## Exercise
Look through the records below and collect all lines that hold the string "基本社保体系之外".

## Data extract
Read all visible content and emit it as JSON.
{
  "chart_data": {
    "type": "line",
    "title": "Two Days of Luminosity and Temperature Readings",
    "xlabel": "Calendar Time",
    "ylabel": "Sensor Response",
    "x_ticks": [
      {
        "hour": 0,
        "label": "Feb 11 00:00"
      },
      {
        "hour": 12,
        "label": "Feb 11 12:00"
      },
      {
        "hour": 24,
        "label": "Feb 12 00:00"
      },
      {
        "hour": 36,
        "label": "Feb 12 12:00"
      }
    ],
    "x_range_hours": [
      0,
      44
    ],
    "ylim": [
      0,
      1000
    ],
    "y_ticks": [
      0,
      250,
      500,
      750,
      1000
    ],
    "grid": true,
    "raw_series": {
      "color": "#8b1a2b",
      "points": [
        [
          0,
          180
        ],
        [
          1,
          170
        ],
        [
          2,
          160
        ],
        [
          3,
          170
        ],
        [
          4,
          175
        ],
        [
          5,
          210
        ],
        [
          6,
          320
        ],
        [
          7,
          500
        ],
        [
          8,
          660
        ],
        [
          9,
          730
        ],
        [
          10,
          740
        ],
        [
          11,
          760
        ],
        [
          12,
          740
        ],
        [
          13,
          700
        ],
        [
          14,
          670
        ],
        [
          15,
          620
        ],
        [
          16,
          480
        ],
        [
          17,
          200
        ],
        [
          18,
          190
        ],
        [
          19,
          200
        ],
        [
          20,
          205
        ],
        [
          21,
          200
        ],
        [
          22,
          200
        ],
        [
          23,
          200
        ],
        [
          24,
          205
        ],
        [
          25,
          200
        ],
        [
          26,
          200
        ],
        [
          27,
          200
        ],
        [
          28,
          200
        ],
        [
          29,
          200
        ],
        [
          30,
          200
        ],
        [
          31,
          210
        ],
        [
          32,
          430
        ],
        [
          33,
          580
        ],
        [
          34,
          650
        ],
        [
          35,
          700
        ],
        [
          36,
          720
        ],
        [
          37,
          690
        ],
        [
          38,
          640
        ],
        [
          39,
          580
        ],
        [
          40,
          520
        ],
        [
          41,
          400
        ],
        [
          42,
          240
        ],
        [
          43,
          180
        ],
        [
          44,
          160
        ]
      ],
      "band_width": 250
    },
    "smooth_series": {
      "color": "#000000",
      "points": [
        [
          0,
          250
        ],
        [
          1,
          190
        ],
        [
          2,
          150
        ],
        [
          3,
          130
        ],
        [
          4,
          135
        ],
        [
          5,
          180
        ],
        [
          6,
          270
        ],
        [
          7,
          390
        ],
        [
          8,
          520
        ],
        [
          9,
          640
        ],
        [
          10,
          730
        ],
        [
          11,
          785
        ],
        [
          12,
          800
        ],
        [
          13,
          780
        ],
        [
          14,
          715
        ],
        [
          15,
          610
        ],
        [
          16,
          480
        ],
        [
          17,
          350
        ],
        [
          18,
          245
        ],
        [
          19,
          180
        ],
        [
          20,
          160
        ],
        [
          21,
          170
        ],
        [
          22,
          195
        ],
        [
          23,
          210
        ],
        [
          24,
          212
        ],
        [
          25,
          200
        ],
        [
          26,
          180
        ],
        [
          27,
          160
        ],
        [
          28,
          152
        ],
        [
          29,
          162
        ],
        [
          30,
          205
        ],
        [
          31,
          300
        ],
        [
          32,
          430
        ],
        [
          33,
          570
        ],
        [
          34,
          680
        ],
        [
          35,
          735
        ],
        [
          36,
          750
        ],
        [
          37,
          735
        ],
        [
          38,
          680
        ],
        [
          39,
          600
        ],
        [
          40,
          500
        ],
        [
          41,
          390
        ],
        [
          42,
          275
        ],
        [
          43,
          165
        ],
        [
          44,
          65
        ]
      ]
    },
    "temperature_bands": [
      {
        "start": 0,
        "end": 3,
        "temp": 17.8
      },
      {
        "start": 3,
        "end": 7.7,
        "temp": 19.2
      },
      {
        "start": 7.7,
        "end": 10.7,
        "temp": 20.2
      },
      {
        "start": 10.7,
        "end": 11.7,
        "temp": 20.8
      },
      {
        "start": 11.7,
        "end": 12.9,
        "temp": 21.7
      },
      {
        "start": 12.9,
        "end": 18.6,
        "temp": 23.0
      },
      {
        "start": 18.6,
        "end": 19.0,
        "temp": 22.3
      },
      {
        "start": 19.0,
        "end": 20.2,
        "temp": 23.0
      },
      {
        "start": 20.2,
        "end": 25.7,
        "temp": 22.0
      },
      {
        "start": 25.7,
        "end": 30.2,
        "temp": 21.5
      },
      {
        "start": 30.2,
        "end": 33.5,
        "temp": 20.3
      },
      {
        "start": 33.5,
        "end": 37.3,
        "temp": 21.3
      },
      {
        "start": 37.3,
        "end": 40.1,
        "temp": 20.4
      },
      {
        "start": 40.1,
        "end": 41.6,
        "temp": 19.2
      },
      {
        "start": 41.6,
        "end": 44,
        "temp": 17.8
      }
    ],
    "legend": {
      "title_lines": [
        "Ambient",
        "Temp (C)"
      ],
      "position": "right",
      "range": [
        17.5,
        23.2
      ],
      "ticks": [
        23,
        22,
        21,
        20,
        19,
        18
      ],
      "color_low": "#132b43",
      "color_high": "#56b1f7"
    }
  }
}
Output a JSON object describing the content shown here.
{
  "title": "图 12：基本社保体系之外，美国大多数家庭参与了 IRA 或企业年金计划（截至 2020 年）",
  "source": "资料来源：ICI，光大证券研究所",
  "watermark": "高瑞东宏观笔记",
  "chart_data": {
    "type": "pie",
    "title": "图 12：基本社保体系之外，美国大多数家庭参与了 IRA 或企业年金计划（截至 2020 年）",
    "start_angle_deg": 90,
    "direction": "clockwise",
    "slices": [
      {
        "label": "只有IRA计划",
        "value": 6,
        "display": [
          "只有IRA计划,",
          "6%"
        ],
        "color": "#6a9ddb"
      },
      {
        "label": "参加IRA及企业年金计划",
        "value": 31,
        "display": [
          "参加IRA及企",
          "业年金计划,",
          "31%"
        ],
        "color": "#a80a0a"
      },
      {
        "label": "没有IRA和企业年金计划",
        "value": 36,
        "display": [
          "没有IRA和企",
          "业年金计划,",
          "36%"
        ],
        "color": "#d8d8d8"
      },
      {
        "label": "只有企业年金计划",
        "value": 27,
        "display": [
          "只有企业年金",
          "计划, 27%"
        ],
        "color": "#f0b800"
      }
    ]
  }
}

## Result
  "title": "图 12：基本社保体系之外，美国大多数家庭参与了 IRA 或企业年金计划（截至 2020 年）",
    "title": "图 12：基本社保体系之外，美国大多数家庭参与了 IRA 或企业年金计划（截至 2020 年）",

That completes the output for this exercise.